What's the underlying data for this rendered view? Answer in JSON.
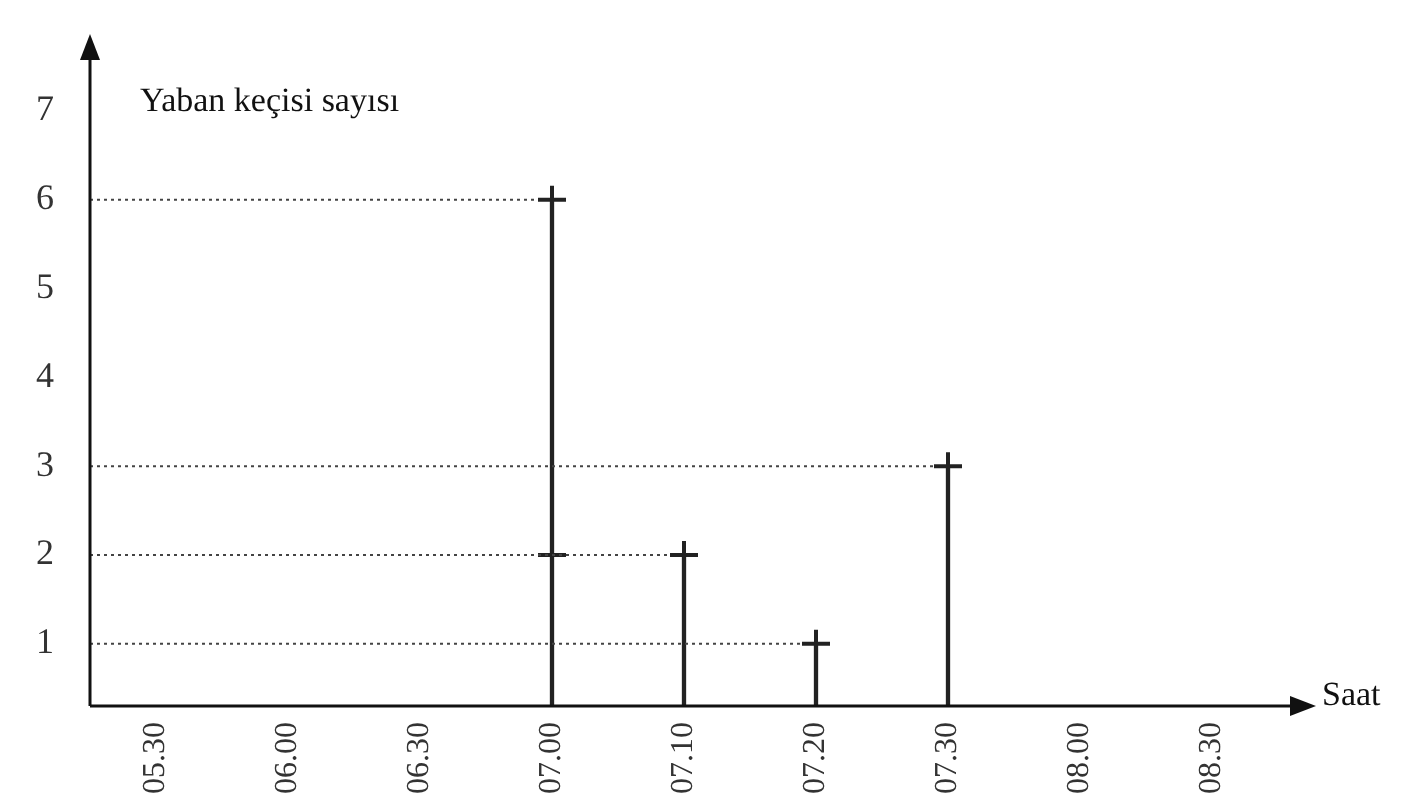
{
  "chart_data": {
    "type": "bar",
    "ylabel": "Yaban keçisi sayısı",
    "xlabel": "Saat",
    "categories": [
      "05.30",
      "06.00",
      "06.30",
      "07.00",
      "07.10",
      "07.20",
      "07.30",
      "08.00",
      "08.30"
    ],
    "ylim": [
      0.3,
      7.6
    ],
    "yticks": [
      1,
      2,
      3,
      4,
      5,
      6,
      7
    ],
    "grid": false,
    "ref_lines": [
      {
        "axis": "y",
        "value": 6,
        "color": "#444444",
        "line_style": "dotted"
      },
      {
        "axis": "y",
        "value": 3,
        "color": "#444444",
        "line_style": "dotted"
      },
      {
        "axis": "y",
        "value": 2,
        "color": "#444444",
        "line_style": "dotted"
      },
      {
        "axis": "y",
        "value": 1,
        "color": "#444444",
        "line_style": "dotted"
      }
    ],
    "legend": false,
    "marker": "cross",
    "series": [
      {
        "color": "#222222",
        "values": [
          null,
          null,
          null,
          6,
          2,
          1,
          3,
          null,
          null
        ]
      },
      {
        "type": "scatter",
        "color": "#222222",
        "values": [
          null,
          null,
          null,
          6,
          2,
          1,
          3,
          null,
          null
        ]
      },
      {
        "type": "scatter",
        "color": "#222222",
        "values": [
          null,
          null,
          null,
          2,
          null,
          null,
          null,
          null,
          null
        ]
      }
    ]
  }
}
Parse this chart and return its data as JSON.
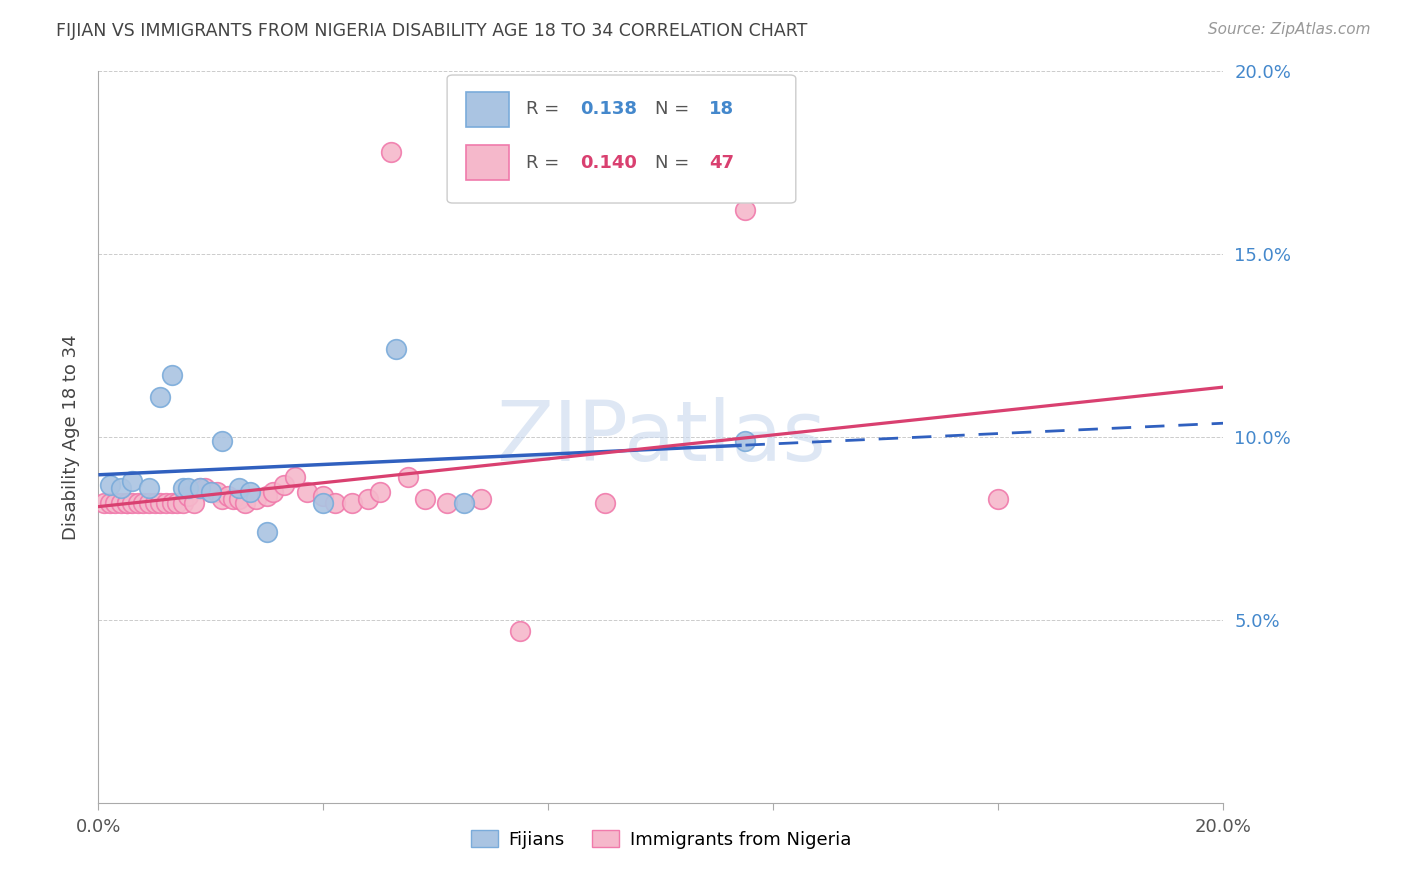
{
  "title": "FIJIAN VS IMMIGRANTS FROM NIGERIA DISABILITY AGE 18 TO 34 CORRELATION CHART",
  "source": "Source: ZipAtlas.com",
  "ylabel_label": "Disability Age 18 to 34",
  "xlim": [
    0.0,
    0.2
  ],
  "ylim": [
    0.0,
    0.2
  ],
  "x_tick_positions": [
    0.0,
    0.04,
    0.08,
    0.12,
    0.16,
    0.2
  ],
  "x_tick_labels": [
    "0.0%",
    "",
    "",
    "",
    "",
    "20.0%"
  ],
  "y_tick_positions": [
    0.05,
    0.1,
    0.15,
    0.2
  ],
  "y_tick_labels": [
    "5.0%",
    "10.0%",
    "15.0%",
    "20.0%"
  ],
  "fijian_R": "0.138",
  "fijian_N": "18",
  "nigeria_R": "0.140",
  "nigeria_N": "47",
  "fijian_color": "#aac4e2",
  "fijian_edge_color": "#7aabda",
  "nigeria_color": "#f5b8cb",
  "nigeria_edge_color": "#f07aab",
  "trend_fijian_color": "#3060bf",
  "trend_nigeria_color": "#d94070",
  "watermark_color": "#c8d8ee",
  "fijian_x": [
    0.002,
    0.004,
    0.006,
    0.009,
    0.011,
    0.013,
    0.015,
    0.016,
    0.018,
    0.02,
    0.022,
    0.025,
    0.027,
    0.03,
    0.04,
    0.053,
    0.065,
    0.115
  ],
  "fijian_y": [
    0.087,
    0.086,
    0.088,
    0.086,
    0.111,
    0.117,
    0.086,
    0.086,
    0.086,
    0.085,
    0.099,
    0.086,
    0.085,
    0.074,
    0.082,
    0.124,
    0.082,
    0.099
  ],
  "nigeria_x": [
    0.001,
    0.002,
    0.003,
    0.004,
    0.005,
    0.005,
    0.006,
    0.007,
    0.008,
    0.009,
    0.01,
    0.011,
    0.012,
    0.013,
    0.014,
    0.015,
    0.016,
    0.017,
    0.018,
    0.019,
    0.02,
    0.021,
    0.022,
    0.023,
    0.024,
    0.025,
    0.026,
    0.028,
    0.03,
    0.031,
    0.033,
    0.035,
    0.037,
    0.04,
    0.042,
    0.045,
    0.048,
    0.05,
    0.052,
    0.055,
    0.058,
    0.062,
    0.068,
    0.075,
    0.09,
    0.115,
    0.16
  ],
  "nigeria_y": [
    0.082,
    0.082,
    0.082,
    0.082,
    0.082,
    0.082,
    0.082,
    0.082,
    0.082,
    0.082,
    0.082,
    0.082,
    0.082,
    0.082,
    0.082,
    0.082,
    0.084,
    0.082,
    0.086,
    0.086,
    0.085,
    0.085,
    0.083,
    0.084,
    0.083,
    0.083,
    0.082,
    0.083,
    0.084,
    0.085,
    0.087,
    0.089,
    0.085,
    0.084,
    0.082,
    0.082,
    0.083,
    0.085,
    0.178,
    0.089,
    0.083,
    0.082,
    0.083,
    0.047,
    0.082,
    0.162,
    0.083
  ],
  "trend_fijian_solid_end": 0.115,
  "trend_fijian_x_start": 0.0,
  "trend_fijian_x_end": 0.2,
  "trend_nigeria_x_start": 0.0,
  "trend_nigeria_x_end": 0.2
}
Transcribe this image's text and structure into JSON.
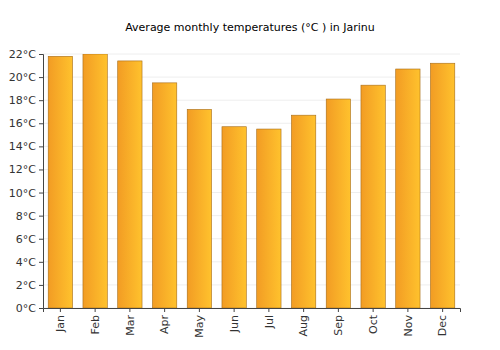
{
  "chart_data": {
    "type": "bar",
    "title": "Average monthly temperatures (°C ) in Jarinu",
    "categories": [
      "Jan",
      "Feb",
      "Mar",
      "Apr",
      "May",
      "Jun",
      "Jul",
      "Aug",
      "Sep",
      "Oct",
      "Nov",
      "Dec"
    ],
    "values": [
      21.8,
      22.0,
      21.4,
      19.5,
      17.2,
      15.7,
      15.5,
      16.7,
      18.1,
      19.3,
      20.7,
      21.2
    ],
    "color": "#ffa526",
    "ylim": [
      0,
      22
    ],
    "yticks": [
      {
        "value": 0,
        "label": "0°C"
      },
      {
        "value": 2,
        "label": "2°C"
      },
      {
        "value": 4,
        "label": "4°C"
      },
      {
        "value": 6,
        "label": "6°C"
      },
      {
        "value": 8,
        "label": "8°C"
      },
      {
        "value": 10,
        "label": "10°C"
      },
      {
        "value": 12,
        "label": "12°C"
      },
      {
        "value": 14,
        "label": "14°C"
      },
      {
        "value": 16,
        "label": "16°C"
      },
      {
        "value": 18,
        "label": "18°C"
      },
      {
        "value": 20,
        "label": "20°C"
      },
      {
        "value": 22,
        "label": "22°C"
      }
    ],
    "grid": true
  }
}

________________________

WRITTEN TASK: The entries above should be reproduced exactly, without their pictures.

SOLUTION BELOW:
What's the underlying data for this rendered view? Answer in JSON.
{
  "chart_data": {
    "type": "bar",
    "ylabel": "Yaban keçisi sayısı",
    "xlabel": "Saat",
    "categories": [
      "05.30",
      "06.00",
      "06.30",
      "07.00",
      "07.10",
      "07.20",
      "07.30",
      "08.00",
      "08.30"
    ],
    "ylim": [
      0.3,
      7.6
    ],
    "yticks": [
      1,
      2,
      3,
      4,
      5,
      6,
      7
    ],
    "grid": false,
    "ref_lines": [
      {
        "axis": "y",
        "value": 6,
        "color": "#444444",
        "line_style": "dotted"
      },
      {
        "axis": "y",
        "value": 3,
        "color": "#444444",
        "line_style": "dotted"
      },
      {
        "axis": "y",
        "value": 2,
        "color": "#444444",
        "line_style": "dotted"
      },
      {
        "axis": "y",
        "value": 1,
        "color": "#444444",
        "line_style": "dotted"
      }
    ],
    "legend": false,
    "marker": "cross",
    "series": [
      {
        "color": "#222222",
        "values": [
          null,
          null,
          null,
          6,
          2,
          1,
          3,
          null,
          null
        ]
      },
      {
        "type": "scatter",
        "color": "#222222",
        "values": [
          null,
          null,
          null,
          6,
          2,
          1,
          3,
          null,
          null
        ]
      },
      {
        "type": "scatter",
        "color": "#222222",
        "values": [
          null,
          null,
          null,
          2,
          null,
          null,
          null,
          null,
          null
        ]
      }
    ]
  }
}
Parse this chart and return its data as JSON.
{
  "title": "FIJIAN VS IMMIGRANTS FROM NIGERIA DISABILITY AGE 18 TO 34 CORRELATION CHART",
  "source": "Source: ZipAtlas.com",
  "ylabel_label": "Disability Age 18 to 34",
  "xlim": [
    0.0,
    0.2
  ],
  "ylim": [
    0.0,
    0.2
  ],
  "x_tick_positions": [
    0.0,
    0.04,
    0.08,
    0.12,
    0.16,
    0.2
  ],
  "x_tick_labels": [
    "0.0%",
    "",
    "",
    "",
    "",
    "20.0%"
  ],
  "y_tick_positions": [
    0.05,
    0.1,
    0.15,
    0.2
  ],
  "y_tick_labels": [
    "5.0%",
    "10.0%",
    "15.0%",
    "20.0%"
  ],
  "fijian_R": "0.138",
  "fijian_N": "18",
  "nigeria_R": "0.140",
  "nigeria_N": "47",
  "fijian_color": "#aac4e2",
  "fijian_edge_color": "#7aabda",
  "nigeria_color": "#f5b8cb",
  "nigeria_edge_color": "#f07aab",
  "trend_fijian_color": "#3060bf",
  "trend_nigeria_color": "#d94070",
  "watermark_color": "#c8d8ee",
  "fijian_x": [
    0.002,
    0.004,
    0.006,
    0.009,
    0.011,
    0.013,
    0.015,
    0.016,
    0.018,
    0.02,
    0.022,
    0.025,
    0.027,
    0.03,
    0.04,
    0.053,
    0.065,
    0.115
  ],
  "fijian_y": [
    0.087,
    0.086,
    0.088,
    0.086,
    0.111,
    0.117,
    0.086,
    0.086,
    0.086,
    0.085,
    0.099,
    0.086,
    0.085,
    0.074,
    0.082,
    0.124,
    0.082,
    0.099
  ],
  "nigeria_x": [
    0.001,
    0.002,
    0.003,
    0.004,
    0.005,
    0.005,
    0.006,
    0.007,
    0.008,
    0.009,
    0.01,
    0.011,
    0.012,
    0.013,
    0.014,
    0.015,
    0.016,
    0.017,
    0.018,
    0.019,
    0.02,
    0.021,
    0.022,
    0.023,
    0.024,
    0.025,
    0.026,
    0.028,
    0.03,
    0.031,
    0.033,
    0.035,
    0.037,
    0.04,
    0.042,
    0.045,
    0.048,
    0.05,
    0.052,
    0.055,
    0.058,
    0.062,
    0.068,
    0.075,
    0.09,
    0.115,
    0.16
  ],
  "nigeria_y": [
    0.082,
    0.082,
    0.082,
    0.082,
    0.082,
    0.082,
    0.082,
    0.082,
    0.082,
    0.082,
    0.082,
    0.082,
    0.082,
    0.082,
    0.082,
    0.082,
    0.084,
    0.082,
    0.086,
    0.086,
    0.085,
    0.085,
    0.083,
    0.084,
    0.083,
    0.083,
    0.082,
    0.083,
    0.084,
    0.085,
    0.087,
    0.089,
    0.085,
    0.084,
    0.082,
    0.082,
    0.083,
    0.085,
    0.178,
    0.089,
    0.083,
    0.082,
    0.083,
    0.047,
    0.082,
    0.162,
    0.083
  ],
  "trend_fijian_solid_end": 0.115,
  "trend_fijian_x_start": 0.0,
  "trend_fijian_x_end": 0.2,
  "trend_nigeria_x_start": 0.0,
  "trend_nigeria_x_end": 0.2
}
Transcribe this image's text and structure into JSON.
{
  "chart_data": {
    "type": "bar",
    "title": "Average monthly temperatures (°C ) in Jarinu",
    "categories": [
      "Jan",
      "Feb",
      "Mar",
      "Apr",
      "May",
      "Jun",
      "Jul",
      "Aug",
      "Sep",
      "Oct",
      "Nov",
      "Dec"
    ],
    "values": [
      21.8,
      22.0,
      21.4,
      19.5,
      17.2,
      15.7,
      15.5,
      16.7,
      18.1,
      19.3,
      20.7,
      21.2
    ],
    "color": "#ffa526",
    "ylim": [
      0,
      22
    ],
    "yticks": [
      {
        "value": 0,
        "label": "0°C"
      },
      {
        "value": 2,
        "label": "2°C"
      },
      {
        "value": 4,
        "label": "4°C"
      },
      {
        "value": 6,
        "label": "6°C"
      },
      {
        "value": 8,
        "label": "8°C"
      },
      {
        "value": 10,
        "label": "10°C"
      },
      {
        "value": 12,
        "label": "12°C"
      },
      {
        "value": 14,
        "label": "14°C"
      },
      {
        "value": 16,
        "label": "16°C"
      },
      {
        "value": 18,
        "label": "18°C"
      },
      {
        "value": 20,
        "label": "20°C"
      },
      {
        "value": 22,
        "label": "22°C"
      }
    ],
    "grid": true
  }
}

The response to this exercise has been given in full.